▸ What you are asked to do
Extract every entry word for word. Skip the pictures.

▸ Provided records

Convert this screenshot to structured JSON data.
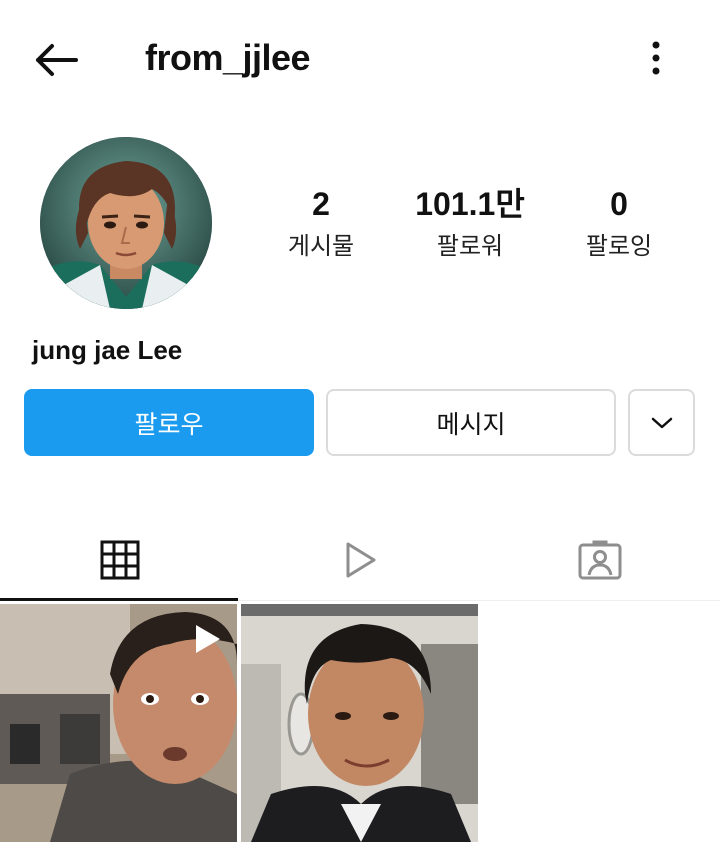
{
  "header": {
    "username": "from_jjlee",
    "back_icon": "arrow-left-icon",
    "more_icon": "vertical-ellipsis-icon"
  },
  "profile": {
    "avatar": "profile-avatar",
    "display_name": "jung jae Lee",
    "stats": [
      {
        "value": "2",
        "label": "게시물"
      },
      {
        "value": "101.1만",
        "label": "팔로워"
      },
      {
        "value": "0",
        "label": "팔로잉"
      }
    ]
  },
  "actions": {
    "follow_label": "팔로우",
    "message_label": "메시지",
    "suggest_icon": "chevron-down-icon",
    "follow_color": "#1a9bf0"
  },
  "tabs": [
    {
      "name": "grid",
      "icon": "grid-icon",
      "active": true
    },
    {
      "name": "reels",
      "icon": "play-icon",
      "active": false
    },
    {
      "name": "tagged",
      "icon": "tagged-user-icon",
      "active": false
    }
  ],
  "posts": [
    {
      "type": "video",
      "icon": "play-badge-icon"
    },
    {
      "type": "image"
    }
  ]
}
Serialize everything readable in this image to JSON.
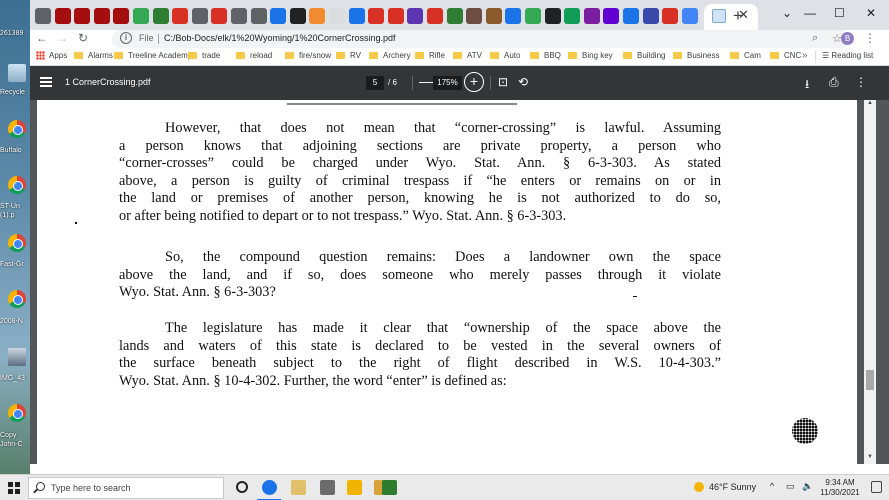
{
  "desktop": {
    "items": [
      {
        "label": "261389",
        "icon": "file-icon"
      },
      {
        "label": "Recycle",
        "icon": "recycle-bin-icon"
      },
      {
        "label": "Buffalo",
        "icon": "chrome-icon"
      },
      {
        "label": "ST-Un",
        "icon": "chrome-icon"
      },
      {
        "label": "(1).p",
        "icon": ""
      },
      {
        "label": "Fast-Gr",
        "icon": "chrome-icon"
      },
      {
        "label": "2008-N",
        "icon": "chrome-icon"
      },
      {
        "label": "IMG_43",
        "icon": "image-icon"
      },
      {
        "label": "Copy",
        "icon": "chrome-icon"
      },
      {
        "label": "John-C",
        "icon": ""
      }
    ]
  },
  "browser": {
    "active_tab_close": "✕",
    "new_tab": "+",
    "window_controls": {
      "minimize": "—",
      "maximize": "☐",
      "close": "✕"
    },
    "tab_colors": [
      "#5f6368",
      "#a50e0e",
      "#a50e0e",
      "#a50e0e",
      "#a50e0e",
      "#34a853",
      "#2e7d32",
      "#d93025",
      "#5f6368",
      "#d93025",
      "#5f6368",
      "#5f6368",
      "#1a73e8",
      "#222222",
      "#f28b30",
      "#dadce0",
      "#1a73e8",
      "#d93025",
      "#d93025",
      "#5e35b1",
      "#d93025",
      "#2e7d32",
      "#6d4c41",
      "#8b5a2b",
      "#1a73e8",
      "#34a853",
      "#202124",
      "#0f9d58",
      "#7b1fa2",
      "#6001d2",
      "#1a73e8",
      "#3949ab",
      "#d93025",
      "#4285f4"
    ],
    "nav": {
      "back": "←",
      "forward": "→",
      "reload": "↻"
    },
    "omnibox": {
      "info": "i",
      "scheme": "File",
      "url": "C:/Bob-Docs/elk/1%20Wyoming/1%20CornerCrossing.pdf",
      "zoom_icon": "⌕",
      "star_icon": "☆"
    },
    "profile_initial": "B",
    "menu": "⋮"
  },
  "bookmarks": {
    "apps_label": "Apps",
    "items": [
      "Alarms",
      "Treeline Academy",
      "trade",
      "reload",
      "fire/snow",
      "RV",
      "Archery",
      "Rifle",
      "ATV",
      "Auto",
      "BBQ",
      "Bing key",
      "Building",
      "Business",
      "Cam",
      "CNC"
    ],
    "more": "»",
    "reading_list": "Reading list"
  },
  "pdf": {
    "title": "1 CornerCrossing.pdf",
    "page_current": "5",
    "page_total": "/  6",
    "zoom": "175%",
    "zoom_minus": "—",
    "zoom_plus": "+",
    "fit_icon": "⊡",
    "rotate_icon": "⟲",
    "download_icon": "⭳",
    "print_icon": "⎙",
    "more_icon": "⋮",
    "paragraphs": [
      {
        "lines": [
          "However, that does not mean that “corner-crossing” is lawful.  Assuming",
          "a person knows that adjoining sections are private property, a person who",
          "“corner-crosses” could be charged under Wyo. Stat. Ann. § 6-3-303.  As stated",
          "above, a person is guilty of criminal trespass if “he enters or remains on or in",
          "the land or premises of another person, knowing he is not authorized to do so,",
          "or after being notified to depart or to not trespass.”  Wyo. Stat. Ann. § 6-3-303."
        ]
      },
      {
        "lines": [
          "So, the compound question remains:  Does a landowner own the space",
          "above the land, and if so, does someone who merely passes through it violate",
          "Wyo. Stat. Ann. § 6-3-303?"
        ]
      },
      {
        "lines": [
          "The legislature has made it clear that “ownership of the space above the",
          "lands and waters of this state is declared to be vested in the several owners of",
          "the surface beneath subject to the right of flight described in W.S. 10-4-303.”",
          "Wyo. Stat. Ann. § 10-4-302.  Further, the word “enter” is defined as:"
        ]
      }
    ]
  },
  "taskbar": {
    "search_placeholder": "Type here to search",
    "weather": "46°F  Sunny",
    "tray_chevron": "^",
    "volume": "🔈",
    "time": "9:34 AM",
    "date": "11/30/2021",
    "app_colors": [
      "#1a73e8",
      "#e0c06a",
      "#6b6b6b",
      "#f0b400",
      "#d9a13a",
      "#2d7d2d"
    ]
  }
}
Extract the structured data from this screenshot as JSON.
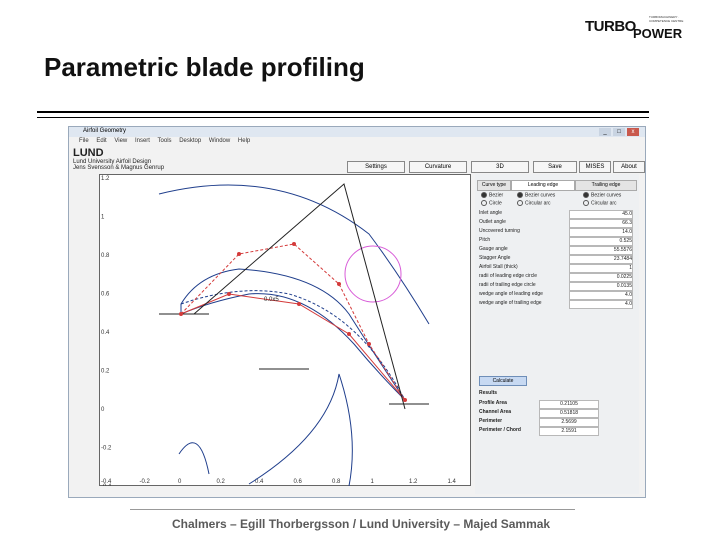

▸ Solved problem
Convert this screenshot to structured JSON data.
{
  "header": {
    "username": "from_jjlee",
    "back_icon": "arrow-left-icon",
    "more_icon": "vertical-ellipsis-icon"
  },
  "profile": {
    "avatar": "profile-avatar",
    "display_name": "jung jae Lee",
    "stats": [
      {
        "value": "2",
        "label": "게시물"
      },
      {
        "value": "101.1만",
        "label": "팔로워"
      },
      {
        "value": "0",
        "label": "팔로잉"
      }
    ]
  },
  "actions": {
    "follow_label": "팔로우",
    "message_label": "메시지",
    "suggest_icon": "chevron-down-icon",
    "follow_color": "#1a9bf0"
  },
  "tabs": [
    {
      "name": "grid",
      "icon": "grid-icon",
      "active": true
    },
    {
      "name": "reels",
      "icon": "play-icon",
      "active": false
    },
    {
      "name": "tagged",
      "icon": "tagged-user-icon",
      "active": false
    }
  ],
  "posts": [
    {
      "type": "video",
      "icon": "play-badge-icon"
    },
    {
      "type": "image"
    }
  ]
}
Serialize everything readable in this image to JSON.
{
  "desktop": {
    "items": [
      {
        "label": "261389",
        "icon": "file-icon"
      },
      {
        "label": "Recycle",
        "icon": "recycle-bin-icon"
      },
      {
        "label": "Buffalo",
        "icon": "chrome-icon"
      },
      {
        "label": "ST-Un",
        "icon": "chrome-icon"
      },
      {
        "label": "(1).p",
        "icon": ""
      },
      {
        "label": "Fast-Gr",
        "icon": "chrome-icon"
      },
      {
        "label": "2008-N",
        "icon": "chrome-icon"
      },
      {
        "label": "IMG_43",
        "icon": "image-icon"
      },
      {
        "label": "Copy",
        "icon": "chrome-icon"
      },
      {
        "label": "John-C",
        "icon": ""
      }
    ]
  },
  "browser": {
    "active_tab_close": "✕",
    "new_tab": "+",
    "window_controls": {
      "minimize": "—",
      "maximize": "☐",
      "close": "✕"
    },
    "tab_colors": [
      "#5f6368",
      "#a50e0e",
      "#a50e0e",
      "#a50e0e",
      "#a50e0e",
      "#34a853",
      "#2e7d32",
      "#d93025",
      "#5f6368",
      "#d93025",
      "#5f6368",
      "#5f6368",
      "#1a73e8",
      "#222222",
      "#f28b30",
      "#dadce0",
      "#1a73e8",
      "#d93025",
      "#d93025",
      "#5e35b1",
      "#d93025",
      "#2e7d32",
      "#6d4c41",
      "#8b5a2b",
      "#1a73e8",
      "#34a853",
      "#202124",
      "#0f9d58",
      "#7b1fa2",
      "#6001d2",
      "#1a73e8",
      "#3949ab",
      "#d93025",
      "#4285f4"
    ],
    "nav": {
      "back": "←",
      "forward": "→",
      "reload": "↻"
    },
    "omnibox": {
      "info": "i",
      "scheme": "File",
      "url": "C:/Bob-Docs/elk/1%20Wyoming/1%20CornerCrossing.pdf",
      "zoom_icon": "⌕",
      "star_icon": "☆"
    },
    "profile_initial": "B",
    "menu": "⋮"
  },
  "bookmarks": {
    "apps_label": "Apps",
    "items": [
      "Alarms",
      "Treeline Academy",
      "trade",
      "reload",
      "fire/snow",
      "RV",
      "Archery",
      "Rifle",
      "ATV",
      "Auto",
      "BBQ",
      "Bing key",
      "Building",
      "Business",
      "Cam",
      "CNC"
    ],
    "more": "»",
    "reading_list": "Reading list"
  },
  "pdf": {
    "title": "1 CornerCrossing.pdf",
    "page_current": "5",
    "page_total": "/  6",
    "zoom": "175%",
    "zoom_minus": "—",
    "zoom_plus": "+",
    "fit_icon": "⊡",
    "rotate_icon": "⟲",
    "download_icon": "⭳",
    "print_icon": "⎙",
    "more_icon": "⋮",
    "paragraphs": [
      {
        "lines": [
          "However, that does not mean that “corner-crossing” is lawful.  Assuming",
          "a person knows that adjoining sections are private property, a person who",
          "“corner-crosses” could be charged under Wyo. Stat. Ann. § 6-3-303.  As stated",
          "above, a person is guilty of criminal trespass if “he enters or remains on or in",
          "the land or premises of another person, knowing he is not authorized to do so,",
          "or after being notified to depart or to not trespass.”  Wyo. Stat. Ann. § 6-3-303."
        ]
      },
      {
        "lines": [
          "So, the compound question remains:  Does a landowner own the space",
          "above the land, and if so, does someone who merely passes through it violate",
          "Wyo. Stat. Ann. § 6-3-303?"
        ]
      },
      {
        "lines": [
          "The legislature has made it clear that “ownership of the space above the",
          "lands and waters of this state is declared to be vested in the several owners of",
          "the surface beneath subject to the right of flight described in W.S. 10-4-303.”",
          "Wyo. Stat. Ann. § 10-4-302.  Further, the word “enter” is defined as:"
        ]
      }
    ]
  },
  "taskbar": {
    "search_placeholder": "Type here to search",
    "weather": "46°F  Sunny",
    "tray_chevron": "^",
    "volume": "🔈",
    "time": "9:34 AM",
    "date": "11/30/2021",
    "app_colors": [
      "#1a73e8",
      "#e0c06a",
      "#6b6b6b",
      "#f0b400",
      "#d9a13a",
      "#2d7d2d"
    ]
  }
}
Extract the structured data from this screenshot as JSON.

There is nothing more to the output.